Task to carry out: Each line that holds the word "score" counts once; report the total and nothing else.

* begin Records provided *

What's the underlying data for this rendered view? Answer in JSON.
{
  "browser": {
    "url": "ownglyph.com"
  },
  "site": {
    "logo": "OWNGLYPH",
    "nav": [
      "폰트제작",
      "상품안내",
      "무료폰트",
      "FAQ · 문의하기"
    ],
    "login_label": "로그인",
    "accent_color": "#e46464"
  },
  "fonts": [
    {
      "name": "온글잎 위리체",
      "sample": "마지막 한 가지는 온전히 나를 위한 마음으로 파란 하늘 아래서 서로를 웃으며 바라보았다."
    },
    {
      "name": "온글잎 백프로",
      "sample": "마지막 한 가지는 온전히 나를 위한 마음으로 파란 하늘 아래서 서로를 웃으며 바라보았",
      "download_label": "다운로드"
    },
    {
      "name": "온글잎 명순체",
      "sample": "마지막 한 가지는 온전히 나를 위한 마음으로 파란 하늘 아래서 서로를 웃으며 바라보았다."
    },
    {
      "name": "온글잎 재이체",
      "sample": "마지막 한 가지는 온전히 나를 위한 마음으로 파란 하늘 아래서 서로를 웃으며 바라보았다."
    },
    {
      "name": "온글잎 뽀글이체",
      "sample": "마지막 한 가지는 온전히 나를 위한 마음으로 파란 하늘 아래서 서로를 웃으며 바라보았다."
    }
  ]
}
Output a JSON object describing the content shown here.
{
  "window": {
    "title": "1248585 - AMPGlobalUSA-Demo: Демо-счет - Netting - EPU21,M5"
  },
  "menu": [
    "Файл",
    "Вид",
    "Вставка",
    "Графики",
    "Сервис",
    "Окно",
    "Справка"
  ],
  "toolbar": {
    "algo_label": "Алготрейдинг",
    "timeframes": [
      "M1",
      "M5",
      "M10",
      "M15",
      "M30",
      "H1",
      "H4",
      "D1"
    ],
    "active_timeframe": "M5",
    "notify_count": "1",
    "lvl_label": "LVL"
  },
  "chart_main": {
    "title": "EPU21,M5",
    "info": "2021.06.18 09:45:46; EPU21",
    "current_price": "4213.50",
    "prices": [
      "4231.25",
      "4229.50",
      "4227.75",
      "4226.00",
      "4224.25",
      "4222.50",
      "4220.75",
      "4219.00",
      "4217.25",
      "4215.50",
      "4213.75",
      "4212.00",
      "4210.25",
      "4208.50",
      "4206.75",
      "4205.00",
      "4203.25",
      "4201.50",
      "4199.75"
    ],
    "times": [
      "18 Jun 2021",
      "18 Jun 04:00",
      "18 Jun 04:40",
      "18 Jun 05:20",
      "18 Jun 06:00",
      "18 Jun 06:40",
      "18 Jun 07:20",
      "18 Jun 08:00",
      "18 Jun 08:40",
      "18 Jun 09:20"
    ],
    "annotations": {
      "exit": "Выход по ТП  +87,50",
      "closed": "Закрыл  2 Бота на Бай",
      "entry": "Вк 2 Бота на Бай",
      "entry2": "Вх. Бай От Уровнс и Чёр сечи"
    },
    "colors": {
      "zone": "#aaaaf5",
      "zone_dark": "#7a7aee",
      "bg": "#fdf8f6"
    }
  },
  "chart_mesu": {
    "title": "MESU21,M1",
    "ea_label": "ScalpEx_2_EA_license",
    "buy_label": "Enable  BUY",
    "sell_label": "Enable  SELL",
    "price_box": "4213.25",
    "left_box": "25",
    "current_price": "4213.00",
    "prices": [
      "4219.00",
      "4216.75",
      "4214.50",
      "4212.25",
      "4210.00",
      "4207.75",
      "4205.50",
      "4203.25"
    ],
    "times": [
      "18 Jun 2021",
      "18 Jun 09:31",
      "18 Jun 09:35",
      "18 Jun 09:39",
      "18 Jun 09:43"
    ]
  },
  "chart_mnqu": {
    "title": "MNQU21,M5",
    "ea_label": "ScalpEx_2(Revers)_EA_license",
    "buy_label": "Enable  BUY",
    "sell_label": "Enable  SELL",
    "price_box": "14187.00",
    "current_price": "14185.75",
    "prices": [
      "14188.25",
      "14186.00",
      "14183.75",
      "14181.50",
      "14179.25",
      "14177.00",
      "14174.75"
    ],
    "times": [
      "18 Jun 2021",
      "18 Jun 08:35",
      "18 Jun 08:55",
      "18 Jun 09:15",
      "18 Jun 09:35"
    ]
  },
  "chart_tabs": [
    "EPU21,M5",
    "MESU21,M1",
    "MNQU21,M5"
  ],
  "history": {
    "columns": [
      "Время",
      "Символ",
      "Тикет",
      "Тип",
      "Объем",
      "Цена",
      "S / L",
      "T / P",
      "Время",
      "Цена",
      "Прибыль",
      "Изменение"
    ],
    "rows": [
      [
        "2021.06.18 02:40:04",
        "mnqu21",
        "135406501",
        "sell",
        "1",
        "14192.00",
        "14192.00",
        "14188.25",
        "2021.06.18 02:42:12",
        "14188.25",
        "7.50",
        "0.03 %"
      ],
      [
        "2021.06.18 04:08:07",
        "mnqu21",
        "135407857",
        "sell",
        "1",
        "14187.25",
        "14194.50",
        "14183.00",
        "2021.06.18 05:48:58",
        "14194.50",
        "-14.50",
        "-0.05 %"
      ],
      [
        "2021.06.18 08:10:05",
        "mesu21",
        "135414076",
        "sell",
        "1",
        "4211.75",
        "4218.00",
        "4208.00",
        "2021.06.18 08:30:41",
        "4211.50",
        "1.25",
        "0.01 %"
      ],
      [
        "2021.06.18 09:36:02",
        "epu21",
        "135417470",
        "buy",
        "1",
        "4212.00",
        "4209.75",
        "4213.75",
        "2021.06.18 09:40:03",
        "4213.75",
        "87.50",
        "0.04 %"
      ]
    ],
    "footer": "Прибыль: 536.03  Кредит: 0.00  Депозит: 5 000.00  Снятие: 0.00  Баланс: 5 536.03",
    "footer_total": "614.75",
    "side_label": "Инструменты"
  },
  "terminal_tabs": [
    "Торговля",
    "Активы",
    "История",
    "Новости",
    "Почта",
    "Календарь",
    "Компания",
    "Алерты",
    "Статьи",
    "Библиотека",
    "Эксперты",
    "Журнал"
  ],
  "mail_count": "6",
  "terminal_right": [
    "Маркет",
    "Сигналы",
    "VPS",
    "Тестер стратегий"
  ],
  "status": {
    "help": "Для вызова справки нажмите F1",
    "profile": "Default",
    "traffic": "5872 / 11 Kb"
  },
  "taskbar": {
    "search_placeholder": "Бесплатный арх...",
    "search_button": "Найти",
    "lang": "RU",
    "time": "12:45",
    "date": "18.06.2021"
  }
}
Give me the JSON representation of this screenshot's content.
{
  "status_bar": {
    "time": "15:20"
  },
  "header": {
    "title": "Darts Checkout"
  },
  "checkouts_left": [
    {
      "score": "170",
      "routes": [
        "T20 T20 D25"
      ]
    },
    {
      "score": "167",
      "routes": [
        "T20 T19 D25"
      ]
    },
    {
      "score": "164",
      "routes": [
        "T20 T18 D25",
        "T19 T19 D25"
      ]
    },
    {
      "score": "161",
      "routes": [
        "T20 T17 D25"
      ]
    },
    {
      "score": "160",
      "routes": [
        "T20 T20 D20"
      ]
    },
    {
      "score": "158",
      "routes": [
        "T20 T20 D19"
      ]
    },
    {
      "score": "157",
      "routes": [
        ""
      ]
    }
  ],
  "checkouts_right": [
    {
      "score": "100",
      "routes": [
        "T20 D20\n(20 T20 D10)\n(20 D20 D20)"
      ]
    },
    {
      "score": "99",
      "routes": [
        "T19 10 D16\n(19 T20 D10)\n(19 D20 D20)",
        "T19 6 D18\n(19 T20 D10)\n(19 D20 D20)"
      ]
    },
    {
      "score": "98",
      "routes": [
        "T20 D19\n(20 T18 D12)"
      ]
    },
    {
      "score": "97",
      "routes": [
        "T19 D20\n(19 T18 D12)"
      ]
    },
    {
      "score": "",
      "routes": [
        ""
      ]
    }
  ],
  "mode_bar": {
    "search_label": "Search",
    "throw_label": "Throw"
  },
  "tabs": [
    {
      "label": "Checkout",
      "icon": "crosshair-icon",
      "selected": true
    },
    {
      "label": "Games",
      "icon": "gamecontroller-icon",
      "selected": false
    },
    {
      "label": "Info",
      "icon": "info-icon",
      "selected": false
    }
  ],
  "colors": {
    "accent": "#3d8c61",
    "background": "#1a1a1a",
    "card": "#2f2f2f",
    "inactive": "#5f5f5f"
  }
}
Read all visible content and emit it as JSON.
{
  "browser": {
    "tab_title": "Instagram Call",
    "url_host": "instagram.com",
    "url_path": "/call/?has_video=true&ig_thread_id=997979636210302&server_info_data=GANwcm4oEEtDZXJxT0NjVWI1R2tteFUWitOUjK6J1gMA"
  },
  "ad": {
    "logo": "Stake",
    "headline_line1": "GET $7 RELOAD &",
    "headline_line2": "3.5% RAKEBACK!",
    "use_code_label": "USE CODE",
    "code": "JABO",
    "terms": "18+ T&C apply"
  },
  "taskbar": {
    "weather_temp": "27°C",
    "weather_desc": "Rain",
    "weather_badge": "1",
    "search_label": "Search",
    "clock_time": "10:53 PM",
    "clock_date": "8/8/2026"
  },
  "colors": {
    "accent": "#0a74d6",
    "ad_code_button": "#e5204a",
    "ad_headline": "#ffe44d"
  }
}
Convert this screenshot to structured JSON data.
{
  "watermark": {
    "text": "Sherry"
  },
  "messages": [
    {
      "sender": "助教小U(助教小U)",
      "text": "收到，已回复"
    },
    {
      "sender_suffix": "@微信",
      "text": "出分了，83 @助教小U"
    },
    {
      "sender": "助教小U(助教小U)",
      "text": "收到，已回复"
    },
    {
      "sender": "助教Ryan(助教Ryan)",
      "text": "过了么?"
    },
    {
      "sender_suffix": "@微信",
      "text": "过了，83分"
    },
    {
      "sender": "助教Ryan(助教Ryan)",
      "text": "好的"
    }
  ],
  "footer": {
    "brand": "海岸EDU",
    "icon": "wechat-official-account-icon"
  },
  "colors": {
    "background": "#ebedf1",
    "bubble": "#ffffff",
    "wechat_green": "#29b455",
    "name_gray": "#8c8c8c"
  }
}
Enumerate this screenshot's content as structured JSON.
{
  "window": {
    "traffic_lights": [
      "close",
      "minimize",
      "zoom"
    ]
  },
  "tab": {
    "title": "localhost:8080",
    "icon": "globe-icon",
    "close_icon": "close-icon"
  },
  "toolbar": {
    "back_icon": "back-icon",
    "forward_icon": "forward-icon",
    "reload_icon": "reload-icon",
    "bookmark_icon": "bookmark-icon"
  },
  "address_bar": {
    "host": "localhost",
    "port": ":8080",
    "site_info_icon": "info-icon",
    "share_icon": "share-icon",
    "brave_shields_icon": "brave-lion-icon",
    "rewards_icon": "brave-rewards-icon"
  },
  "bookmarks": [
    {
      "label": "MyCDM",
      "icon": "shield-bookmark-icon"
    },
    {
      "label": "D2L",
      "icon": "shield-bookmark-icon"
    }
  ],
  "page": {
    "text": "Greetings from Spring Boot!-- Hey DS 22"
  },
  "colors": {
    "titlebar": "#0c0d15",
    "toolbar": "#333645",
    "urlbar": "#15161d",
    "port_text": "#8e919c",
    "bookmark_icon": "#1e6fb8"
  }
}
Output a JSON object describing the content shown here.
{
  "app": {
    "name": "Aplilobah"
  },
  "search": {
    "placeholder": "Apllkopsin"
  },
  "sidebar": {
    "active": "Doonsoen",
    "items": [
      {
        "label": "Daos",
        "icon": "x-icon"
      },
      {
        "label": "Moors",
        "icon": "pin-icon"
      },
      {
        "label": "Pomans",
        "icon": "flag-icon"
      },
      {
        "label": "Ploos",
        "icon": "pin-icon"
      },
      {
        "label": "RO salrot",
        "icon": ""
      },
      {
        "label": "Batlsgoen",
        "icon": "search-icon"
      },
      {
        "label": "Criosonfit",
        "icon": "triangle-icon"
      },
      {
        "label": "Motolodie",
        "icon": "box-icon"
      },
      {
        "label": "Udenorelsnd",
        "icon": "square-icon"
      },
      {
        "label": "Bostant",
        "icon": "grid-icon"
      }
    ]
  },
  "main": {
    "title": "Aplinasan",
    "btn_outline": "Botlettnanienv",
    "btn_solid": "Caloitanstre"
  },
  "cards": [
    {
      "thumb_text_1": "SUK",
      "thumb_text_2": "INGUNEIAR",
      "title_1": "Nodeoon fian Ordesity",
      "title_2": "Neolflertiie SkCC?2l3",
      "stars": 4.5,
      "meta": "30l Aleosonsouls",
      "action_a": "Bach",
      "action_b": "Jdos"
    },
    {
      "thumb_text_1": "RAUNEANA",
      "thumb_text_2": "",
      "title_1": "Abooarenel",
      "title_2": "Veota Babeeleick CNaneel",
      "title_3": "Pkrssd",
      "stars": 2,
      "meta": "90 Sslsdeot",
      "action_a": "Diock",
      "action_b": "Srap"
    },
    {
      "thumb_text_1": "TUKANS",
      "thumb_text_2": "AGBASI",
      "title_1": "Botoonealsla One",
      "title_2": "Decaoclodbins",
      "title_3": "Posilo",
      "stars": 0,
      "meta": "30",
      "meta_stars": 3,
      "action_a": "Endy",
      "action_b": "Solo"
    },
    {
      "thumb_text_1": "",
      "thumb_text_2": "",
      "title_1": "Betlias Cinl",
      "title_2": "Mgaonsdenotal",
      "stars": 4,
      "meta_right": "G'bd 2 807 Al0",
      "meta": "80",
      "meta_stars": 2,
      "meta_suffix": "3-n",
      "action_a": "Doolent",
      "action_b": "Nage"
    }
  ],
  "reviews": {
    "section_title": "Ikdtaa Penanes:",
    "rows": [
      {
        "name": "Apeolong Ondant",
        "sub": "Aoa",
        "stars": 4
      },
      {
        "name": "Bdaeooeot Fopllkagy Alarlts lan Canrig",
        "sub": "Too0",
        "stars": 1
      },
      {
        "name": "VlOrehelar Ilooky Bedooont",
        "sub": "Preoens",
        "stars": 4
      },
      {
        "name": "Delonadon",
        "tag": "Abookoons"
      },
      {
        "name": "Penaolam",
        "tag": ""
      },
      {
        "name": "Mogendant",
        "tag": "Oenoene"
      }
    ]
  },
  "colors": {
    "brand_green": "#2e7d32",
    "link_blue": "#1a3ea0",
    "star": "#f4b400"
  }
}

* end Records provided *

Complete response: 12